DATA FOR PROCESSING –

====

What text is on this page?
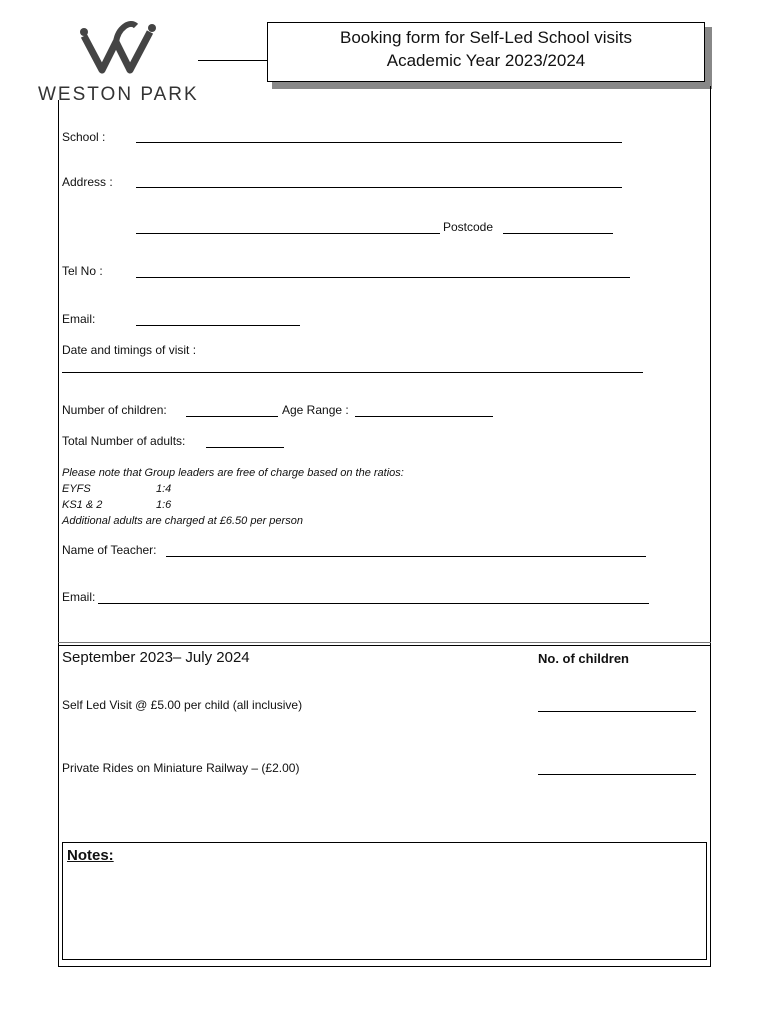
WESTON PARK
Booking form for Self-Led School visits
Academic Year 2023/2024
School :
Address :
Postcode
Tel No :
Email:
Date and timings of visit :
Number of children:	Age Range :
Total Number of adults:
Please note that Group leaders are free of charge based on the ratios:
EYFS	1:4
KS1 & 2	1:6
Additional adults are charged at £6.50 per person
Name of Teacher:
Email:
September 2023– July 2024	No. of children
Self Led Visit @ £5.00 per child (all inclusive)
Private Rides on Miniature Railway – (£2.00)
Notes:
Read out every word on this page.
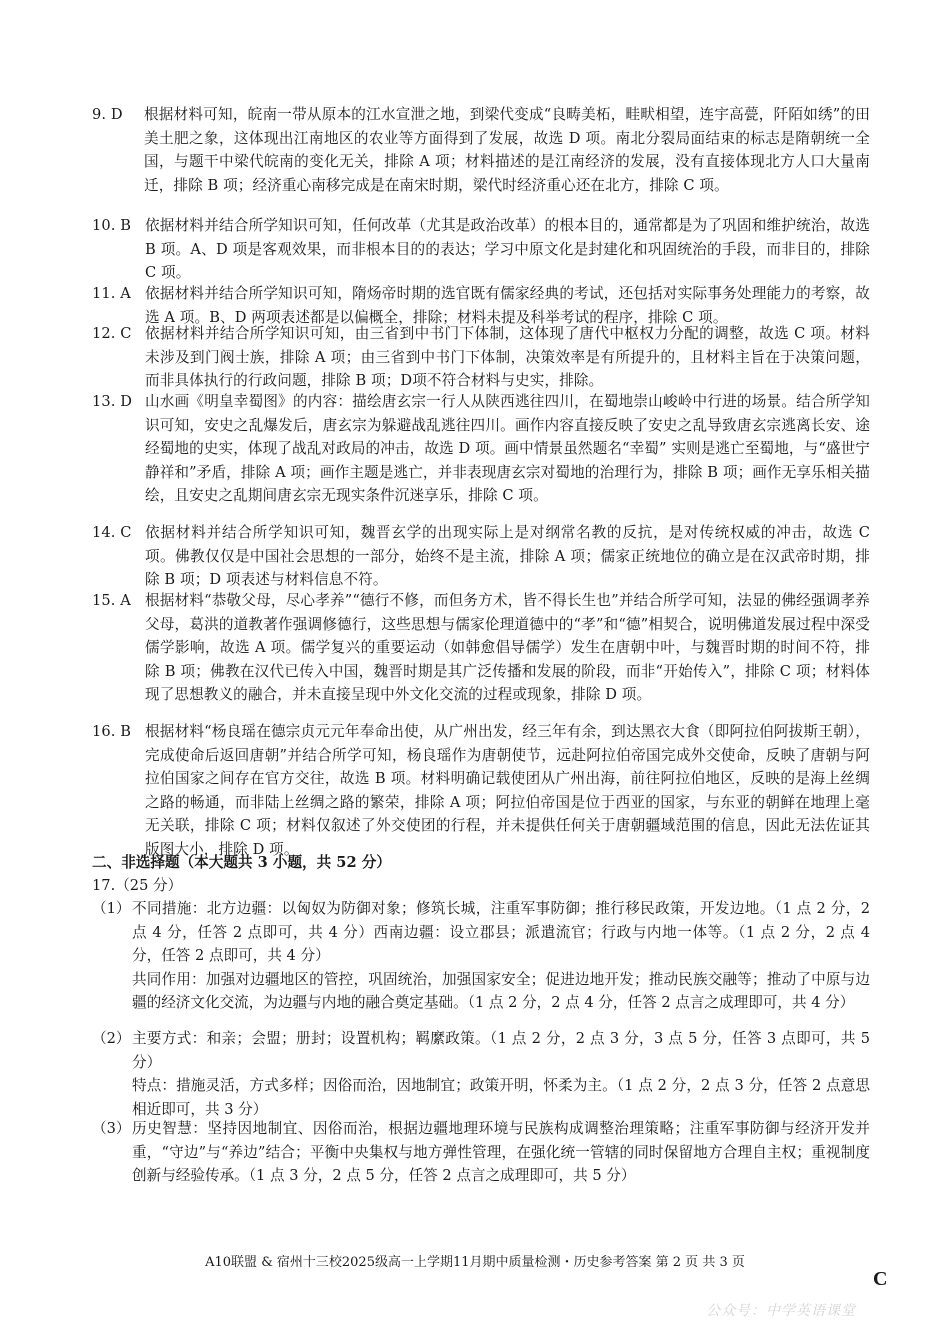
9. D 根据材料可知，皖南一带从原本的江水宣泄之地，到梁代变成“良畴美柘，畦畎相望，连宇高甍，阡陌如绣”的田美土肥之象，这体现出江南地区的农业等方面得到了发展，故选 D 项。南北分裂局面结束的标志是隋朝统一全国，与题干中梁代皖南的变化无关，排除 A 项；材料描述的是江南经济的发展，没有直接体现北方人口大量南迁，排除 B 项；经济重心南移完成是在南宋时期，梁代时经济重心还在北方，排除 C 项。
10. B 依据材料并结合所学知识可知，任何改革（尤其是政治改革）的根本目的，通常都是为了巩固和维护统治，故选 B 项。A、D 项是客观效果，而非根本目的的表达；学习中原文化是封建化和巩固统治的手段，而非目的，排除 C 项。
11. A 依据材料并结合所学知识可知，隋炀帝时期的选官既有儒家经典的考试，还包括对实际事务处理能力的考察，故选 A 项。B、D 两项表述都是以偏概全，排除；材料未提及科举考试的程序，排除 C 项。
12. C 依据材料并结合所学知识可知，由三省到中书门下体制，这体现了唐代中枢权力分配的调整，故选 C 项。材料未涉及到门阀士族，排除 A 项；由三省到中书门下体制，决策效率是有所提升的，且材料主旨在于决策问题，而非具体执行的行政问题，排除 B 项；D项不符合材料与史实，排除。
13. D 山水画《明皇幸蜀图》的内容：描绘唐玄宗一行人从陕西逃往四川，在蜀地崇山峻岭中行进的场景。结合所学知识可知，安史之乱爆发后，唐玄宗为躲避战乱逃往四川。画作内容直接反映了安史之乱导致唐玄宗逃离长安、途经蜀地的史实，体现了战乱对政局的冲击，故选 D 项。画中情景虽然题名“幸蜀” 实则是逃亡至蜀地，与“盛世宁静祥和”矛盾，排除 A 项；画作主题是逃亡，并非表现唐玄宗对蜀地的治理行为，排除 B 项；画作无享乐相关描绘，且安史之乱期间唐玄宗无现实条件沉迷享乐，排除 C 项。
14. C 依据材料并结合所学知识可知，魏晋玄学的出现实际上是对纲常名教的反抗，是对传统权威的冲击，故选 C 项。佛教仅仅是中国社会思想的一部分，始终不是主流，排除 A 项；儒家正统地位的确立是在汉武帝时期，排除 B 项；D 项表述与材料信息不符。
15. A 根据材料“恭敬父母，尽心孝养”“德行不修，而但务方术，皆不得长生也”并结合所学可知，法显的佛经强调孝养父母，葛洪的道教著作强调修德行，这些思想与儒家伦理道德中的“孝”和“德”相契合，说明佛道发展过程中深受儒学影响，故选 A 项。儒学复兴的重要运动（如韩愈倡导儒学）发生在唐朝中叶，与魏晋时期的时间不符，排除 B 项；佛教在汉代已传入中国，魏晋时期是其广泛传播和发展的阶段，而非“开始传入”，排除 C 项；材料体现了思想教义的融合，并未直接呈现中外文化交流的过程或现象，排除 D 项。
16. B 根据材料“杨良瑶在德宗贞元元年奉命出使，从广州出发，经三年有余，到达黑衣大食（即阿拉伯阿拔斯王朝），完成使命后返回唐朝”并结合所学可知，杨良瑶作为唐朝使节，远赴阿拉伯帝国完成外交使命，反映了唐朝与阿拉伯国家之间存在官方交往，故选 B 项。材料明确记载使团从广州出海，前往阿拉伯地区，反映的是海上丝绸之路的畅通，而非陆上丝绸之路的繁荣，排除 A 项；阿拉伯帝国是位于西亚的国家，与东亚的朝鲜在地理上毫无关联，排除 C 项；材料仅叙述了外交使团的行程，并未提供任何关于唐朝疆域范围的信息，因此无法佐证其版图大小，排除 D 项。
二、非选择题（本大题共 3 小题，共 52 分）
17.（25 分）
（1） 不同措施：北方边疆：以匈奴为防御对象；修筑长城，注重军事防御；推行移民政策，开发边地。（1 点 2 分，2 点 4 分，任答 2 点即可，共 4 分）西南边疆：设立郡县；派遣流官；行政与内地一体等。（1 点 2 分，2 点 4 分，任答 2 点即可，共 4 分）
共同作用：加强对边疆地区的管控，巩固统治，加强国家安全；促进边地开发；推动民族交融等；推动了中原与边疆的经济文化交流，为边疆与内地的融合奠定基础。（1 点 2 分，2 点 4 分，任答 2 点言之成理即可，共 4 分）
（2） 主要方式：和亲；会盟；册封；设置机构；羁縻政策。（1 点 2 分，2 点 3 分，3 点 5 分，任答 3 点即可，共 5 分）
特点：措施灵活，方式多样；因俗而治，因地制宜；政策开明，怀柔为主。（1 点 2 分，2 点 3 分，任答 2 点意思相近即可，共 3 分）
（3） 历史智慧：坚持因地制宜、因俗而治，根据边疆地理环境与民族构成调整治理策略；注重军事防御与经济开发并重，“守边”与“养边”结合；平衡中央集权与地方弹性管理，在强化统一管辖的同时保留地方合理自主权；重视制度创新与经验传承。（1 点 3 分，2 点 5 分，任答 2 点言之成理即可，共 5 分）
A10联盟 & 宿州十三校2025级高一上学期11月期中质量检测・历史参考答案 第 2 页 共 3 页
C
公众号：中学英语课堂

====

Write out the entries again, exactly as given, skipping any images.

What text is on this page?
WESTON PARK
Booking form for Self-Led School visits
Academic Year 2023/2024
School :
Address :
Postcode
Tel No :
Email:
Date and timings of visit :
Number of children:	Age Range :
Total Number of adults:
Please note that Group leaders are free of charge based on the ratios:
EYFS	1:4
KS1 & 2	1:6
Additional adults are charged at £6.50 per person
Name of Teacher:
Email:
September 2023– July 2024	No. of children
Self Led Visit @ £5.00 per child (all inclusive)
Private Rides on Miniature Railway – (£2.00)
Notes:
Read out every word on this page.
9. D 根据材料可知，皖南一带从原本的江水宣泄之地，到梁代变成“良畴美柘，畦畎相望，连宇高甍，阡陌如绣”的田美土肥之象，这体现出江南地区的农业等方面得到了发展，故选 D 项。南北分裂局面结束的标志是隋朝统一全国，与题干中梁代皖南的变化无关，排除 A 项；材料描述的是江南经济的发展，没有直接体现北方人口大量南迁，排除 B 项；经济重心南移完成是在南宋时期，梁代时经济重心还在北方，排除 C 项。
10. B 依据材料并结合所学知识可知，任何改革（尤其是政治改革）的根本目的，通常都是为了巩固和维护统治，故选 B 项。A、D 项是客观效果，而非根本目的的表达；学习中原文化是封建化和巩固统治的手段，而非目的，排除 C 项。
11. A 依据材料并结合所学知识可知，隋炀帝时期的选官既有儒家经典的考试，还包括对实际事务处理能力的考察，故选 A 项。B、D 两项表述都是以偏概全，排除；材料未提及科举考试的程序，排除 C 项。
12. C 依据材料并结合所学知识可知，由三省到中书门下体制，这体现了唐代中枢权力分配的调整，故选 C 项。材料未涉及到门阀士族，排除 A 项；由三省到中书门下体制，决策效率是有所提升的，且材料主旨在于决策问题，而非具体执行的行政问题，排除 B 项；D项不符合材料与史实，排除。
13. D 山水画《明皇幸蜀图》的内容：描绘唐玄宗一行人从陕西逃往四川，在蜀地崇山峻岭中行进的场景。结合所学知识可知，安史之乱爆发后，唐玄宗为躲避战乱逃往四川。画作内容直接反映了安史之乱导致唐玄宗逃离长安、途经蜀地的史实，体现了战乱对政局的冲击，故选 D 项。画中情景虽然题名“幸蜀” 实则是逃亡至蜀地，与“盛世宁静祥和”矛盾，排除 A 项；画作主题是逃亡，并非表现唐玄宗对蜀地的治理行为，排除 B 项；画作无享乐相关描绘，且安史之乱期间唐玄宗无现实条件沉迷享乐，排除 C 项。
14. C 依据材料并结合所学知识可知，魏晋玄学的出现实际上是对纲常名教的反抗，是对传统权威的冲击，故选 C 项。佛教仅仅是中国社会思想的一部分，始终不是主流，排除 A 项；儒家正统地位的确立是在汉武帝时期，排除 B 项；D 项表述与材料信息不符。
15. A 根据材料“恭敬父母，尽心孝养”“德行不修，而但务方术，皆不得长生也”并结合所学可知，法显的佛经强调孝养父母，葛洪的道教著作强调修德行，这些思想与儒家伦理道德中的“孝”和“德”相契合，说明佛道发展过程中深受儒学影响，故选 A 项。儒学复兴的重要运动（如韩愈倡导儒学）发生在唐朝中叶，与魏晋时期的时间不符，排除 B 项；佛教在汉代已传入中国，魏晋时期是其广泛传播和发展的阶段，而非“开始传入”，排除 C 项；材料体现了思想教义的融合，并未直接呈现中外文化交流的过程或现象，排除 D 项。
16. B 根据材料“杨良瑶在德宗贞元元年奉命出使，从广州出发，经三年有余，到达黑衣大食（即阿拉伯阿拔斯王朝），完成使命后返回唐朝”并结合所学可知，杨良瑶作为唐朝使节，远赴阿拉伯帝国完成外交使命，反映了唐朝与阿拉伯国家之间存在官方交往，故选 B 项。材料明确记载使团从广州出海，前往阿拉伯地区，反映的是海上丝绸之路的畅通，而非陆上丝绸之路的繁荣，排除 A 项；阿拉伯帝国是位于西亚的国家，与东亚的朝鲜在地理上毫无关联，排除 C 项；材料仅叙述了外交使团的行程，并未提供任何关于唐朝疆域范围的信息，因此无法佐证其版图大小，排除 D 项。
二、非选择题（本大题共 3 小题，共 52 分）
17.（25 分）
（1） 不同措施：北方边疆：以匈奴为防御对象；修筑长城，注重军事防御；推行移民政策，开发边地。（1 点 2 分，2 点 4 分，任答 2 点即可，共 4 分）西南边疆：设立郡县；派遣流官；行政与内地一体等。（1 点 2 分，2 点 4 分，任答 2 点即可，共 4 分）
共同作用：加强对边疆地区的管控，巩固统治，加强国家安全；促进边地开发；推动民族交融等；推动了中原与边疆的经济文化交流，为边疆与内地的融合奠定基础。（1 点 2 分，2 点 4 分，任答 2 点言之成理即可，共 4 分）
（2） 主要方式：和亲；会盟；册封；设置机构；羁縻政策。（1 点 2 分，2 点 3 分，3 点 5 分，任答 3 点即可，共 5 分）
特点：措施灵活，方式多样；因俗而治，因地制宜；政策开明，怀柔为主。（1 点 2 分，2 点 3 分，任答 2 点意思相近即可，共 3 分）
（3） 历史智慧：坚持因地制宜、因俗而治，根据边疆地理环境与民族构成调整治理策略；注重军事防御与经济开发并重，“守边”与“养边”结合；平衡中央集权与地方弹性管理，在强化统一管辖的同时保留地方合理自主权；重视制度创新与经验传承。（1 点 3 分，2 点 5 分，任答 2 点言之成理即可，共 5 分）
A10联盟 & 宿州十三校2025级高一上学期11月期中质量检测・历史参考答案 第 2 页 共 3 页
C
公众号：中学英语课堂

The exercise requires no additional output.